■ **WRITTEN INSTRUCTION**: Locate the line with "Read out every word on this page." in the material. Copy that line and each one after it, through the last, exactly and with nothing else.

____ TASK INPUT

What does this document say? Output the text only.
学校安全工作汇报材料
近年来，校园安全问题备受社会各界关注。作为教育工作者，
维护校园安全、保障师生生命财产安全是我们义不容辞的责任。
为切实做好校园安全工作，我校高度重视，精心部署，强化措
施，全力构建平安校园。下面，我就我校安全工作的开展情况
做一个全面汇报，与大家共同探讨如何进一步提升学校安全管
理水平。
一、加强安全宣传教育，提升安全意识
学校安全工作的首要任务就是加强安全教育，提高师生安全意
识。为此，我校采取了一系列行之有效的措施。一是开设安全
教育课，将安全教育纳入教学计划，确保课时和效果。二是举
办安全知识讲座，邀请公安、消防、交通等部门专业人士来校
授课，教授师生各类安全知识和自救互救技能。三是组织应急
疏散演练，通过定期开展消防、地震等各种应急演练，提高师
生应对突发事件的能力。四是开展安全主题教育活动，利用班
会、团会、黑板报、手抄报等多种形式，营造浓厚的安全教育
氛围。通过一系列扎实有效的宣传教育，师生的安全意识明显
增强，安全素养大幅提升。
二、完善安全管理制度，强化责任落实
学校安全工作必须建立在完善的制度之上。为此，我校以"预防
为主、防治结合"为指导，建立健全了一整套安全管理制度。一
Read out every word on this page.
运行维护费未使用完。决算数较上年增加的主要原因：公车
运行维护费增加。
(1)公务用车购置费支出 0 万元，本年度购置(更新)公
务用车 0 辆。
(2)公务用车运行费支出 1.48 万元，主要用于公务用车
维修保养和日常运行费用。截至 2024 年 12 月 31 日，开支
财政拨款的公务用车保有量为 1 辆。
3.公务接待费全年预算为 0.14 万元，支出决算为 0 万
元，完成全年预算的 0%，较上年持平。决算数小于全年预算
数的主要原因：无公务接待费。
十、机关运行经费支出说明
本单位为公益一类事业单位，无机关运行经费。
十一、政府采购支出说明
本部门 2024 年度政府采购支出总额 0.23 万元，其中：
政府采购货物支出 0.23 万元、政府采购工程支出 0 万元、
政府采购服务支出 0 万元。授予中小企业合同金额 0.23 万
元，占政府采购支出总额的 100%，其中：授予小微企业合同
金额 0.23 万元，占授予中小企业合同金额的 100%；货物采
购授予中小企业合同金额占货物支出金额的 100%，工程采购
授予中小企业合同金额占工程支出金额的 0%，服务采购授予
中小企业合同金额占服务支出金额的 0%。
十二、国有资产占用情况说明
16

________

■ **OUTPUT FOR THIS EXERCISE**:
Read out every word on this page.
运行维护费未使用完。决算数较上年增加的主要原因：公车
运行维护费增加。
(1)公务用车购置费支出 0 万元，本年度购置(更新)公
务用车 0 辆。
(2)公务用车运行费支出 1.48 万元，主要用于公务用车
维修保养和日常运行费用。截至 2024 年 12 月 31 日，开支
财政拨款的公务用车保有量为 1 辆。
3.公务接待费全年预算为 0.14 万元，支出决算为 0 万
元，完成全年预算的 0%，较上年持平。决算数小于全年预算
数的主要原因：无公务接待费。
十、机关运行经费支出说明
本单位为公益一类事业单位，无机关运行经费。
十一、政府采购支出说明
本部门 2024 年度政府采购支出总额 0.23 万元，其中：
政府采购货物支出 0.23 万元、政府采购工程支出 0 万元、
政府采购服务支出 0 万元。授予中小企业合同金额 0.23 万
元，占政府采购支出总额的 100%，其中：授予小微企业合同
金额 0.23 万元，占授予中小企业合同金额的 100%；货物采
购授予中小企业合同金额占货物支出金额的 100%，工程采购
授予中小企业合同金额占工程支出金额的 0%，服务采购授予
中小企业合同金额占服务支出金额的 0%。
十二、国有资产占用情况说明
16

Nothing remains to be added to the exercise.